#### [Your goal]
Repeat the records word for word, excluding any picture.

====== Task inputs

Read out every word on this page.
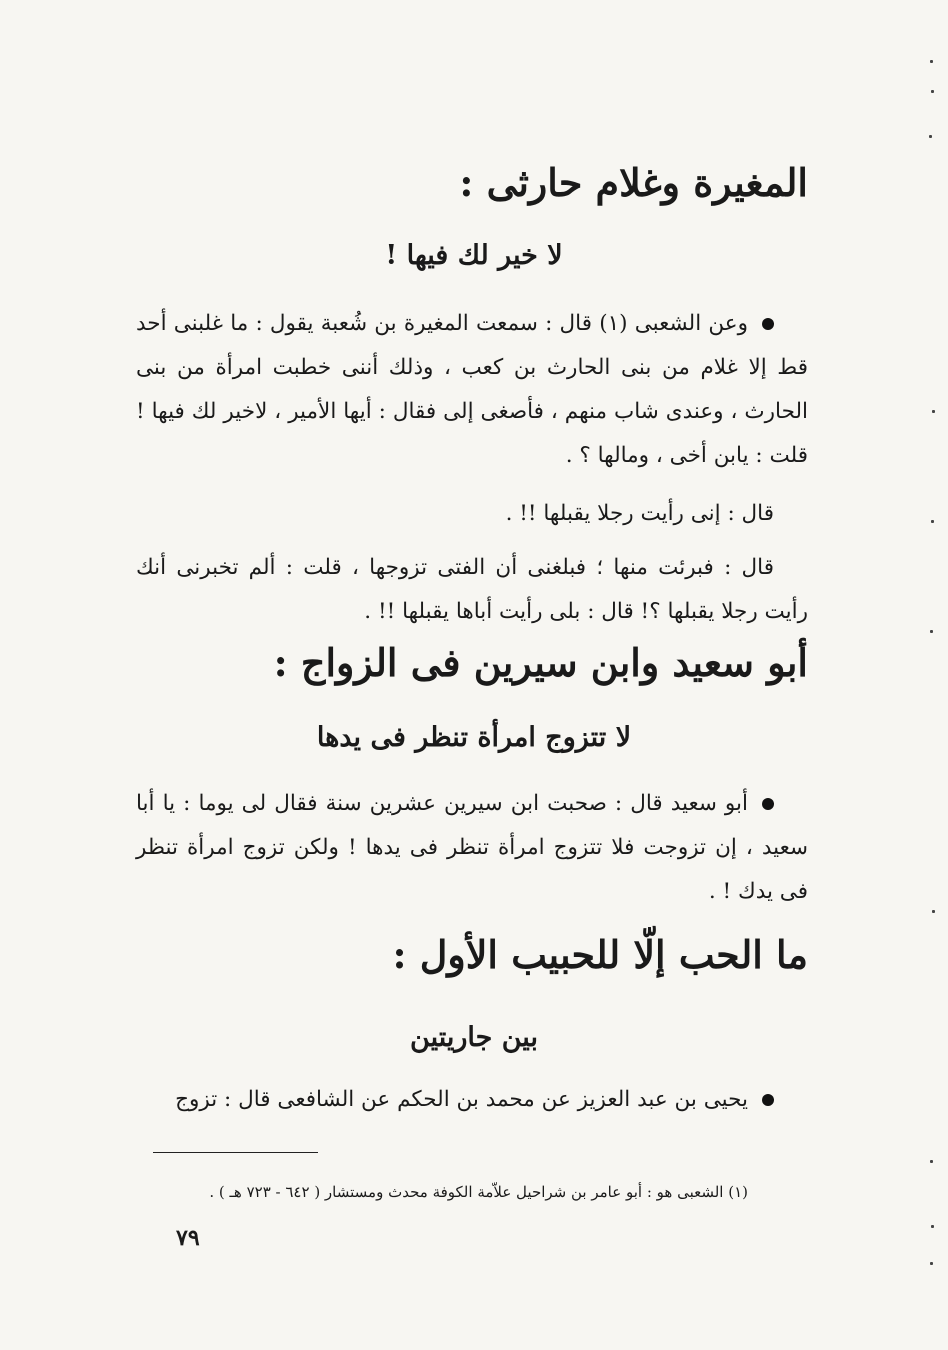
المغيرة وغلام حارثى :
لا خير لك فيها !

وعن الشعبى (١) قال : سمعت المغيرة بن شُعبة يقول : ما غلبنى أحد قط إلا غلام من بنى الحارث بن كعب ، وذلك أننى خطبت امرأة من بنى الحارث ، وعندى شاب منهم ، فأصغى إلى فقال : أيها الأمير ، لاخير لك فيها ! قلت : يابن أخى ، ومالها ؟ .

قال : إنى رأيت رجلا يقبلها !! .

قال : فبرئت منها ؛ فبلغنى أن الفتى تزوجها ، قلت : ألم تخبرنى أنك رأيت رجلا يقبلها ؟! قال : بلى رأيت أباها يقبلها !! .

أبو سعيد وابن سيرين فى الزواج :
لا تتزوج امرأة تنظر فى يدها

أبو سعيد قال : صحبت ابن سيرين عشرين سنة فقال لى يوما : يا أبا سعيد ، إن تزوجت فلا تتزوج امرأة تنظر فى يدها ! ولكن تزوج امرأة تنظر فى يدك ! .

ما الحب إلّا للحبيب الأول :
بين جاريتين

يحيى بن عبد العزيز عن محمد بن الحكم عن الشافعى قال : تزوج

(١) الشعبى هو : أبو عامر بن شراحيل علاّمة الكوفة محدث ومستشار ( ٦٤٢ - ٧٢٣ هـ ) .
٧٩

============

#### [Solution]
Read out every word on this page.
المغيرة وغلام حارثى :
لا خير لك فيها !

وعن الشعبى (١) قال : سمعت المغيرة بن شُعبة يقول : ما غلبنى أحد قط إلا غلام من بنى الحارث بن كعب ، وذلك أننى خطبت امرأة من بنى الحارث ، وعندى شاب منهم ، فأصغى إلى فقال : أيها الأمير ، لاخير لك فيها ! قلت : يابن أخى ، ومالها ؟ .

قال : إنى رأيت رجلا يقبلها !! .

قال : فبرئت منها ؛ فبلغنى أن الفتى تزوجها ، قلت : ألم تخبرنى أنك رأيت رجلا يقبلها ؟! قال : بلى رأيت أباها يقبلها !! .

أبو سعيد وابن سيرين فى الزواج :
لا تتزوج امرأة تنظر فى يدها

أبو سعيد قال : صحبت ابن سيرين عشرين سنة فقال لى يوما : يا أبا سعيد ، إن تزوجت فلا تتزوج امرأة تنظر فى يدها ! ولكن تزوج امرأة تنظر فى يدك ! .

ما الحب إلّا للحبيب الأول :
بين جاريتين

يحيى بن عبد العزيز عن محمد بن الحكم عن الشافعى قال : تزوج

(١) الشعبى هو : أبو عامر بن شراحيل علاّمة الكوفة محدث ومستشار ( ٦٤٢ - ٧٢٣ هـ ) .
٧٩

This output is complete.